Written problem
Find every line with the string "mode" in it, count them, and reply with that count only.

◆ ◆ ◆

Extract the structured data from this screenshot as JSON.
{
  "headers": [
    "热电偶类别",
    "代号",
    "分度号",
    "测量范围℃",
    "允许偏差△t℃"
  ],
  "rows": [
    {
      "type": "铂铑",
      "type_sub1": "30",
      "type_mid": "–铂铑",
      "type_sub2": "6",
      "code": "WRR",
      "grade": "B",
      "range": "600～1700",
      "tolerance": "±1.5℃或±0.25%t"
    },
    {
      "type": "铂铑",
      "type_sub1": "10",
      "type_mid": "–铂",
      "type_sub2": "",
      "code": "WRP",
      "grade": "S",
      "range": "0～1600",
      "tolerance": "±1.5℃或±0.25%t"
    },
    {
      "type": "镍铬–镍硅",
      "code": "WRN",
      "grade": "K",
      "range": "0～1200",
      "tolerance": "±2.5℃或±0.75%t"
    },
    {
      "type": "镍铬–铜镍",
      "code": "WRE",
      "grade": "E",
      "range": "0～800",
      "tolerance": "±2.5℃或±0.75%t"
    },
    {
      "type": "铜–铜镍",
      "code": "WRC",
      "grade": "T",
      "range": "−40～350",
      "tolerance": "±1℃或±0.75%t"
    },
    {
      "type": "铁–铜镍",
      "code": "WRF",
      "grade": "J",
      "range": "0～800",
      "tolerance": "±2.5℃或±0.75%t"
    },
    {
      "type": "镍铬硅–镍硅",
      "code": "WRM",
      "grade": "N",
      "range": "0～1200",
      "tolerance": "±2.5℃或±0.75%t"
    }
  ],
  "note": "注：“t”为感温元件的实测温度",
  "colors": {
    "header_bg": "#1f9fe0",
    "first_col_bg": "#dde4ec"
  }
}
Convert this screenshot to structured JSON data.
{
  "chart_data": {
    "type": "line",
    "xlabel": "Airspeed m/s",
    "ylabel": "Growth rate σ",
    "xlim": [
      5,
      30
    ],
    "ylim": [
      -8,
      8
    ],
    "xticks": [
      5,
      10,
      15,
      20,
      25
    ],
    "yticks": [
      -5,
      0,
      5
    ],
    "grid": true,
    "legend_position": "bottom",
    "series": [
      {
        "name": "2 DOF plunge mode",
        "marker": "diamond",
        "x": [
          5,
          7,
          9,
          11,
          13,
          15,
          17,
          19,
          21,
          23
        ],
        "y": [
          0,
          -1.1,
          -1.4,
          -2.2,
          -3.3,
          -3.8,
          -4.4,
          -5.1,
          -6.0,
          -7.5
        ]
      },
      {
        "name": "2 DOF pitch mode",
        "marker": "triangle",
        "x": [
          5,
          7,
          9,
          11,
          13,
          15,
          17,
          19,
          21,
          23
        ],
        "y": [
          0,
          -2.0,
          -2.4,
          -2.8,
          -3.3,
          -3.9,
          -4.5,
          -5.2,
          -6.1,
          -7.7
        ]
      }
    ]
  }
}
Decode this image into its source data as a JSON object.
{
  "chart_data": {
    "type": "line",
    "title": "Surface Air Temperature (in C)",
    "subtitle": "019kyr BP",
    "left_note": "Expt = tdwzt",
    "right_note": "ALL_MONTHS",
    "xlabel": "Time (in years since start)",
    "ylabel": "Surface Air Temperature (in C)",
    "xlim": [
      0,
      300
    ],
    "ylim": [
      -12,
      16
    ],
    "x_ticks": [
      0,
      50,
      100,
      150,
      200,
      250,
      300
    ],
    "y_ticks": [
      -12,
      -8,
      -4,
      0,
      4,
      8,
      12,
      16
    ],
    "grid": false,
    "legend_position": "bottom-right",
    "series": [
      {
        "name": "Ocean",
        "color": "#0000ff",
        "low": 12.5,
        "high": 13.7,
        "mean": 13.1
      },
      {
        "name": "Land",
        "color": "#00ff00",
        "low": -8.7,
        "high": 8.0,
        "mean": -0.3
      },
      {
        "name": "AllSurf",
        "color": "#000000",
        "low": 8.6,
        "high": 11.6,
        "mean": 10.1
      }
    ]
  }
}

◆ ◆ ◆

Result
2